Aim: Only the pictures stay out; every record is to be quoted exactly.

Input records:
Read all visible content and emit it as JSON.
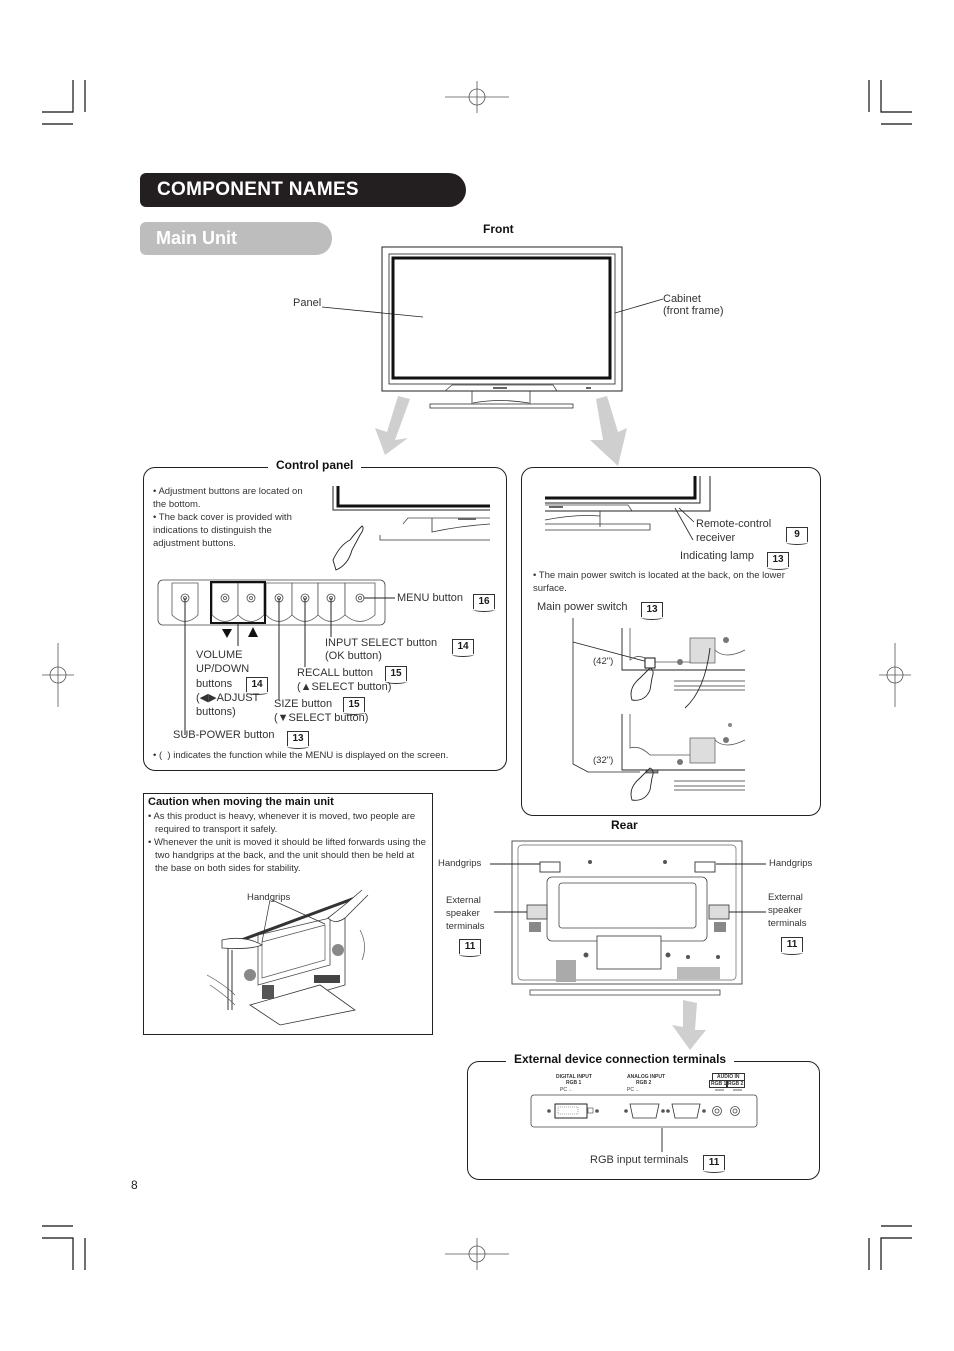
{
  "page": {
    "section_title": "COMPONENT NAMES",
    "subsection_title": "Main Unit",
    "page_number": "8"
  },
  "front": {
    "heading": "Front",
    "labels": {
      "panel": "Panel",
      "cabinet_line1": "Cabinet",
      "cabinet_line2": "(front frame)"
    }
  },
  "control_panel": {
    "heading": "Control panel",
    "notes": [
      "Adjustment buttons are located on the bottom.",
      "The back cover is provided with indications to distinguish the adjustment buttons."
    ],
    "buttons": [
      {
        "label": "MENU button",
        "ref": "16"
      },
      {
        "label_line1": "INPUT SELECT button",
        "label_line2": "(OK button)",
        "ref": "14"
      },
      {
        "label_line1": "RECALL button",
        "label_line2": "(▲SELECT button)",
        "ref": "15"
      },
      {
        "label_line1": "VOLUME",
        "label_line2": "UP/DOWN",
        "label_line3": "buttons",
        "label_line4": "(◀▶ADJUST",
        "label_line5": "buttons)",
        "ref": "14"
      },
      {
        "label_line1": "SIZE button",
        "label_line2": "(▼SELECT button)",
        "ref": "15"
      },
      {
        "label": "SUB-POWER button",
        "ref": "13"
      }
    ],
    "footnote": "(  ) indicates the function while the MENU is displayed on the screen."
  },
  "right_panel": {
    "remote_line1": "Remote-control",
    "remote_line2": "receiver",
    "remote_ref": "9",
    "lamp_label": "Indicating lamp",
    "lamp_ref": "13",
    "note": "The main power switch is located at the back, on the lower surface.",
    "switch_label": "Main power switch",
    "switch_ref": "13",
    "size_42": "(42\")",
    "size_32": "(32\")"
  },
  "caution": {
    "title": "Caution when moving the main unit",
    "items": [
      "As this product is heavy, whenever it is moved, two people are required to transport it safely.",
      "Whenever the unit is moved it should be lifted forwards using the two handgrips at the back, and the unit should then be held at the base on both sides for stability."
    ],
    "handgrips_label": "Handgrips"
  },
  "rear": {
    "heading": "Rear",
    "handgrips_left": "Handgrips",
    "handgrips_right": "Handgrips",
    "speaker_left": [
      "External",
      "speaker",
      "terminals"
    ],
    "speaker_right": [
      "External",
      "speaker",
      "terminals"
    ],
    "speaker_ref_left": "11",
    "speaker_ref_right": "11"
  },
  "terminals": {
    "heading": "External device connection terminals",
    "digital_line1": "DIGITAL INPUT",
    "digital_line2": "RGB 1",
    "digital_pc": "PC ←",
    "analog_line1": "ANALOG INPUT",
    "analog_line2": "RGB 2",
    "analog_pc": "PC ←",
    "audio_title": "AUDIO IN",
    "audio_rgb1": "RGB 1",
    "audio_rgb2": "RGB 2",
    "rgb_label": "RGB input terminals",
    "rgb_ref": "11"
  }
}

Written reply:
Read all visible content and emit it as JSON.
{
  "page": {
    "section_title": "COMPONENT NAMES",
    "subsection_title": "Main Unit",
    "page_number": "8"
  },
  "front": {
    "heading": "Front",
    "labels": {
      "panel": "Panel",
      "cabinet_line1": "Cabinet",
      "cabinet_line2": "(front frame)"
    }
  },
  "control_panel": {
    "heading": "Control panel",
    "notes": [
      "Adjustment buttons are located on the bottom.",
      "The back cover is provided with indications to distinguish the adjustment buttons."
    ],
    "buttons": [
      {
        "label": "MENU button",
        "ref": "16"
      },
      {
        "label_line1": "INPUT SELECT button",
        "label_line2": "(OK button)",
        "ref": "14"
      },
      {
        "label_line1": "RECALL button",
        "label_line2": "(▲SELECT button)",
        "ref": "15"
      },
      {
        "label_line1": "VOLUME",
        "label_line2": "UP/DOWN",
        "label_line3": "buttons",
        "label_line4": "(◀▶ADJUST",
        "label_line5": "buttons)",
        "ref": "14"
      },
      {
        "label_line1": "SIZE button",
        "label_line2": "(▼SELECT button)",
        "ref": "15"
      },
      {
        "label": "SUB-POWER button",
        "ref": "13"
      }
    ],
    "footnote": "(  ) indicates the function while the MENU is displayed on the screen."
  },
  "right_panel": {
    "remote_line1": "Remote-control",
    "remote_line2": "receiver",
    "remote_ref": "9",
    "lamp_label": "Indicating lamp",
    "lamp_ref": "13",
    "note": "The main power switch is located at the back, on the lower surface.",
    "switch_label": "Main power switch",
    "switch_ref": "13",
    "size_42": "(42\")",
    "size_32": "(32\")"
  },
  "caution": {
    "title": "Caution when moving the main unit",
    "items": [
      "As this product is heavy, whenever it is moved, two people are required to transport it safely.",
      "Whenever the unit is moved it should be lifted forwards using the two handgrips at the back, and the unit should then be held at the base on both sides for stability."
    ],
    "handgrips_label": "Handgrips"
  },
  "rear": {
    "heading": "Rear",
    "handgrips_left": "Handgrips",
    "handgrips_right": "Handgrips",
    "speaker_left": [
      "External",
      "speaker",
      "terminals"
    ],
    "speaker_right": [
      "External",
      "speaker",
      "terminals"
    ],
    "speaker_ref_left": "11",
    "speaker_ref_right": "11"
  },
  "terminals": {
    "heading": "External device connection terminals",
    "digital_line1": "DIGITAL INPUT",
    "digital_line2": "RGB 1",
    "digital_pc": "PC ←",
    "analog_line1": "ANALOG INPUT",
    "analog_line2": "RGB 2",
    "analog_pc": "PC ←",
    "audio_title": "AUDIO IN",
    "audio_rgb1": "RGB 1",
    "audio_rgb2": "RGB 2",
    "rgb_label": "RGB input terminals",
    "rgb_ref": "11"
  }
}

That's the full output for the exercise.